__WHAT IS NEEDED__: From the entries below, gather each line containing the word "RAISE".

__DATA EXCERPTS__:
* Begin *

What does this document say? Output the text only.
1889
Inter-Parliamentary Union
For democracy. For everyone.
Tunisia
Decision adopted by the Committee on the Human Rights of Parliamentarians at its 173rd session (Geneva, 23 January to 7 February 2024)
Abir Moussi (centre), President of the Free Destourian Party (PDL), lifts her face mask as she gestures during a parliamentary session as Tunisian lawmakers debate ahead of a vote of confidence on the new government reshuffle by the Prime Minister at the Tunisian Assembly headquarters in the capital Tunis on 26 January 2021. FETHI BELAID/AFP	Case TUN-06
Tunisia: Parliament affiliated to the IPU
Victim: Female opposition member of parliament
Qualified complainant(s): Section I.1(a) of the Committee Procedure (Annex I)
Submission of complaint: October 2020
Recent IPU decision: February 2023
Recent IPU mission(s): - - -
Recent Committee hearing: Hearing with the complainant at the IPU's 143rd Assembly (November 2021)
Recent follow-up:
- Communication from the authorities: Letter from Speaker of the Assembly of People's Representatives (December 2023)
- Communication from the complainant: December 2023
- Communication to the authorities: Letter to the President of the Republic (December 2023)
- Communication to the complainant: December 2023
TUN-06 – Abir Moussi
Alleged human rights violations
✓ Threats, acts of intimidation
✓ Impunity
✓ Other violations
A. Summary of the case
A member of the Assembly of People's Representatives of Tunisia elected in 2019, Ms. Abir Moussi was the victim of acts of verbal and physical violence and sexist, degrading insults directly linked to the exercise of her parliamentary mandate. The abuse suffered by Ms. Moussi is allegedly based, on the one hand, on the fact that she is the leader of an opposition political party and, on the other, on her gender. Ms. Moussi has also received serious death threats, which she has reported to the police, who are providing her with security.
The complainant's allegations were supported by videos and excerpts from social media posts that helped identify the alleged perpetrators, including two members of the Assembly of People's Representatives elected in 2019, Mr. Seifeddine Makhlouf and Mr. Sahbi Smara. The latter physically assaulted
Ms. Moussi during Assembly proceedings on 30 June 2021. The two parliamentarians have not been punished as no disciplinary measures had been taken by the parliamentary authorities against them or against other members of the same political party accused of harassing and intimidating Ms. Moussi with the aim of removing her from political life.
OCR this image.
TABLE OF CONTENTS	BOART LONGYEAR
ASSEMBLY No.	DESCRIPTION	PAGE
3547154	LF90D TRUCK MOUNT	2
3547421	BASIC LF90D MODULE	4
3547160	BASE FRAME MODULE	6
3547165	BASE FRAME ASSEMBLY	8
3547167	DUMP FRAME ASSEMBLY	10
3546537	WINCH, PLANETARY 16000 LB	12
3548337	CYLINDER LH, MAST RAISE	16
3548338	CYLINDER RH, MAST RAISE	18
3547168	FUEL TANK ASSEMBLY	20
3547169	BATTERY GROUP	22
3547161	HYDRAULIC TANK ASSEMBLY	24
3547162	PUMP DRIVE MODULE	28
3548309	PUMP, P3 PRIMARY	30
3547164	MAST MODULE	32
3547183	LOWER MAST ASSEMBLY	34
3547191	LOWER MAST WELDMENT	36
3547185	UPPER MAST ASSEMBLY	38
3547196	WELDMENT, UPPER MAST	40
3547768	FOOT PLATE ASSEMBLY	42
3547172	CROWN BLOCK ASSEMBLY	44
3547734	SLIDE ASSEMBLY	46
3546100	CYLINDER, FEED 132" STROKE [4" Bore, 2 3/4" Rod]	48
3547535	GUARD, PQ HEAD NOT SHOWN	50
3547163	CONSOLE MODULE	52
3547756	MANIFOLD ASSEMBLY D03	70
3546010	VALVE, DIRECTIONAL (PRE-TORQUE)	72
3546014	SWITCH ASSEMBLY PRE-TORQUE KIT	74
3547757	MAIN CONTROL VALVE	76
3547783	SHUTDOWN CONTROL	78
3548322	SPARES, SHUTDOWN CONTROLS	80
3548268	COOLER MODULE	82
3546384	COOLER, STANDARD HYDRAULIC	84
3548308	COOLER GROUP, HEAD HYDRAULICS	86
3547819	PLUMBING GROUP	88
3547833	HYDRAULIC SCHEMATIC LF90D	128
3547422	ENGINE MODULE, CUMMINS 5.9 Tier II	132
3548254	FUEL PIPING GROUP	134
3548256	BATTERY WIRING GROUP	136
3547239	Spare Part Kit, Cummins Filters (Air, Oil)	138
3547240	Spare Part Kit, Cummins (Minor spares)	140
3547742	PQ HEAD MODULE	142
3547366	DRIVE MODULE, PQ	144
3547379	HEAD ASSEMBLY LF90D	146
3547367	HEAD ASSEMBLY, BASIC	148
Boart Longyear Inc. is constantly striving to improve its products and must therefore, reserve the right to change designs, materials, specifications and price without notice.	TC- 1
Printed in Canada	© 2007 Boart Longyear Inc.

* End *

__RESULT BELOW__:
3548337	CYLINDER LH, MAST RAISE	16
3548338	CYLINDER RH, MAST RAISE	18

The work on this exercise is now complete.